Exercise instructions.
Restate the records in their entirety, word for word.

___ Data extract

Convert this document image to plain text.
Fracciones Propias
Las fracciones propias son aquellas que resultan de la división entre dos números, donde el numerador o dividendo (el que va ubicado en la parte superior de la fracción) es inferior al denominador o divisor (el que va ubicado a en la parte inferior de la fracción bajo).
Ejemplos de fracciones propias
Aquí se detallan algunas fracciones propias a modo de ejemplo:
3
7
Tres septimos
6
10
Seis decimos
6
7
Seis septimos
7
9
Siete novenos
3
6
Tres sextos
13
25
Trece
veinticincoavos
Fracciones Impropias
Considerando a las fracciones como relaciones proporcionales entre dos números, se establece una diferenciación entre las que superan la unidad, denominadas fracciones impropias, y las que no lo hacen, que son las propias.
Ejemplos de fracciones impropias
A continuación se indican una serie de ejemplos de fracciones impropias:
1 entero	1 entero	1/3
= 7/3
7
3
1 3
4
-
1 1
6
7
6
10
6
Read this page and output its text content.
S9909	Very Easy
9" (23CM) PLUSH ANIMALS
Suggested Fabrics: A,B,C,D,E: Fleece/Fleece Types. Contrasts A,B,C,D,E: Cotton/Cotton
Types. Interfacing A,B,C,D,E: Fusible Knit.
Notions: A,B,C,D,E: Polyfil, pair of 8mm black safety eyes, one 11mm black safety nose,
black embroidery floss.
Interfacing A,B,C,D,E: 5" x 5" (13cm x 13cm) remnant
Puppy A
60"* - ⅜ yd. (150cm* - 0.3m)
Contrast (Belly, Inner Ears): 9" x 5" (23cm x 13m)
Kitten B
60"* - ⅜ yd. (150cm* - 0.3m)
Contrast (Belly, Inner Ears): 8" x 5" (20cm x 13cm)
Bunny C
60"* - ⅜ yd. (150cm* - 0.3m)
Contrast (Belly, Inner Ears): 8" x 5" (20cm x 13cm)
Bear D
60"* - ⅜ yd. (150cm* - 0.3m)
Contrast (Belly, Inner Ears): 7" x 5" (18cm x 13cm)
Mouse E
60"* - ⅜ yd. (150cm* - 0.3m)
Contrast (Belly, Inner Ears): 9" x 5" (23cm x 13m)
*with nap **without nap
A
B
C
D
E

______

Correct response.
Convert this document image to plain text.
Fracciones Propias
Las fracciones propias son aquellas que resultan de la división entre dos números, donde el numerador o dividendo (el que va ubicado en la parte superior de la fracción) es inferior al denominador o divisor (el que va ubicado a en la parte inferior de la fracción bajo).
Ejemplos de fracciones propias
Aquí se detallan algunas fracciones propias a modo de ejemplo:
3
7
Tres septimos
6
10
Seis decimos
6
7
Seis septimos
7
9
Siete novenos
3
6
Tres sextos
13
25
Trece
veinticincoavos
Fracciones Impropias
Considerando a las fracciones como relaciones proporcionales entre dos números, se establece una diferenciación entre las que superan la unidad, denominadas fracciones impropias, y las que no lo hacen, que son las propias.
Ejemplos de fracciones impropias
A continuación se indican una serie de ejemplos de fracciones impropias:
1 entero	1 entero	1/3
= 7/3
7
3
1 3
4
-
1 1
6
7
6
10
6
Read this page and output its text content.
S9909	Very Easy
9" (23CM) PLUSH ANIMALS
Suggested Fabrics: A,B,C,D,E: Fleece/Fleece Types. Contrasts A,B,C,D,E: Cotton/Cotton
Types. Interfacing A,B,C,D,E: Fusible Knit.
Notions: A,B,C,D,E: Polyfil, pair of 8mm black safety eyes, one 11mm black safety nose,
black embroidery floss.
Interfacing A,B,C,D,E: 5" x 5" (13cm x 13cm) remnant
Puppy A
60"* - ⅜ yd. (150cm* - 0.3m)
Contrast (Belly, Inner Ears): 9" x 5" (23cm x 13m)
Kitten B
60"* - ⅜ yd. (150cm* - 0.3m)
Contrast (Belly, Inner Ears): 8" x 5" (20cm x 13cm)
Bunny C
60"* - ⅜ yd. (150cm* - 0.3m)
Contrast (Belly, Inner Ears): 8" x 5" (20cm x 13cm)
Bear D
60"* - ⅜ yd. (150cm* - 0.3m)
Contrast (Belly, Inner Ears): 7" x 5" (18cm x 13cm)
Mouse E
60"* - ⅜ yd. (150cm* - 0.3m)
Contrast (Belly, Inner Ears): 9" x 5" (23cm x 13m)
*with nap **without nap
A
B
C
D
E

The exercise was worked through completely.